| What the task requires |
From the listing below, extract each line containing the string "Verweilen".
------ Provided entries ------
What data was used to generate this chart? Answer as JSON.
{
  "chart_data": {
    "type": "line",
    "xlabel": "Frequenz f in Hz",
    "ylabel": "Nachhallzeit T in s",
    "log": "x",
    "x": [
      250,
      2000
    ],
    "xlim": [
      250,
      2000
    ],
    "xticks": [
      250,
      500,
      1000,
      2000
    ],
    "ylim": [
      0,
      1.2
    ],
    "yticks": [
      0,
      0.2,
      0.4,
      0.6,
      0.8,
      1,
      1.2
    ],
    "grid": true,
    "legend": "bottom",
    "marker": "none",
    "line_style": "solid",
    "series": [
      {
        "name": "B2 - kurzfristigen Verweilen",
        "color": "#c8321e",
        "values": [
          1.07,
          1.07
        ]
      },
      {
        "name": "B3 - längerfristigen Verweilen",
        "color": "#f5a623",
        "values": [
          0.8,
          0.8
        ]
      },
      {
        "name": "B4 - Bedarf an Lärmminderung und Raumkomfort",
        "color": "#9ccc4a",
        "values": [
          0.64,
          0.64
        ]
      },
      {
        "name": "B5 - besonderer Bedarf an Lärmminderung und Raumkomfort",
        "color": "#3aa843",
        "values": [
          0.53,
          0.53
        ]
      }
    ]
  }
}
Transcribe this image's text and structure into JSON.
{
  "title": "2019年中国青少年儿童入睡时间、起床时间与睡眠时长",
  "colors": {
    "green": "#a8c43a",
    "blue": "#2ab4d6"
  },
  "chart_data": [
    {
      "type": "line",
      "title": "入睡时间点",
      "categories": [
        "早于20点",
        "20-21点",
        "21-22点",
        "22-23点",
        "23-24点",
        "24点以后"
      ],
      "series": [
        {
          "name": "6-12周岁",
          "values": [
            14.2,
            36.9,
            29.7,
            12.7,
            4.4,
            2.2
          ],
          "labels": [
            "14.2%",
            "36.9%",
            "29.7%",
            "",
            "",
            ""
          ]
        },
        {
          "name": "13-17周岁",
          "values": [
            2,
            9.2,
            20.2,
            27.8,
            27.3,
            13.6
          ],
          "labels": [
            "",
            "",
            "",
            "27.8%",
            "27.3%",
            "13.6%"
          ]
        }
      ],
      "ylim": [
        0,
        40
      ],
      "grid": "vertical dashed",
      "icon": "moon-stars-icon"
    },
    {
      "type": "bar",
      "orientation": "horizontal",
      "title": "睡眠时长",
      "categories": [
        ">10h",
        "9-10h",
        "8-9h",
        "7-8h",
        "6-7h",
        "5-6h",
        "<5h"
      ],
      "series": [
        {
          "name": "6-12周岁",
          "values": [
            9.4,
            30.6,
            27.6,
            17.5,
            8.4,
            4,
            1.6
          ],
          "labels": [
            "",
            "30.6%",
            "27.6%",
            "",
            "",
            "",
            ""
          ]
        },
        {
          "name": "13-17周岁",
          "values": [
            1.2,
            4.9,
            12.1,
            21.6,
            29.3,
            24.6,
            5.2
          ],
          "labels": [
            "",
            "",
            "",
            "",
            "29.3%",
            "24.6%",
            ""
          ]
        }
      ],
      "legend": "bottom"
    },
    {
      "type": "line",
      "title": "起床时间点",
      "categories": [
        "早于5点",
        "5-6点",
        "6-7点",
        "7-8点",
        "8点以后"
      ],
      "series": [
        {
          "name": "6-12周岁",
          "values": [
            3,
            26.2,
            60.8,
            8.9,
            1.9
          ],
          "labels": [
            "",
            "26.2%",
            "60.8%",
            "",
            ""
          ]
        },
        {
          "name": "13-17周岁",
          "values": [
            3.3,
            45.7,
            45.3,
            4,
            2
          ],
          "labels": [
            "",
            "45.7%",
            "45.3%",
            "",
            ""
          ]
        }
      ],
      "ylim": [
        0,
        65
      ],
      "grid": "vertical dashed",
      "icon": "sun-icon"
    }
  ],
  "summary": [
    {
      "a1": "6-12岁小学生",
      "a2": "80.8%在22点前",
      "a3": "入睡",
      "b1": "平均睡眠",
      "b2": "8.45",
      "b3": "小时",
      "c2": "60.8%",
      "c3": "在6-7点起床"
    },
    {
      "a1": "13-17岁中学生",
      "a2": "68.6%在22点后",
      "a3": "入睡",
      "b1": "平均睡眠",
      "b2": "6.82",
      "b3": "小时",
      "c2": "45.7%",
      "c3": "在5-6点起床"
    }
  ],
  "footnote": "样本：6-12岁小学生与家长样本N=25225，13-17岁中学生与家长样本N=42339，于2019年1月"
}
------
| Task response |
        "name": "B2 - kurzfristigen Verweilen",
        "name": "B3 - längerfristigen Verweilen",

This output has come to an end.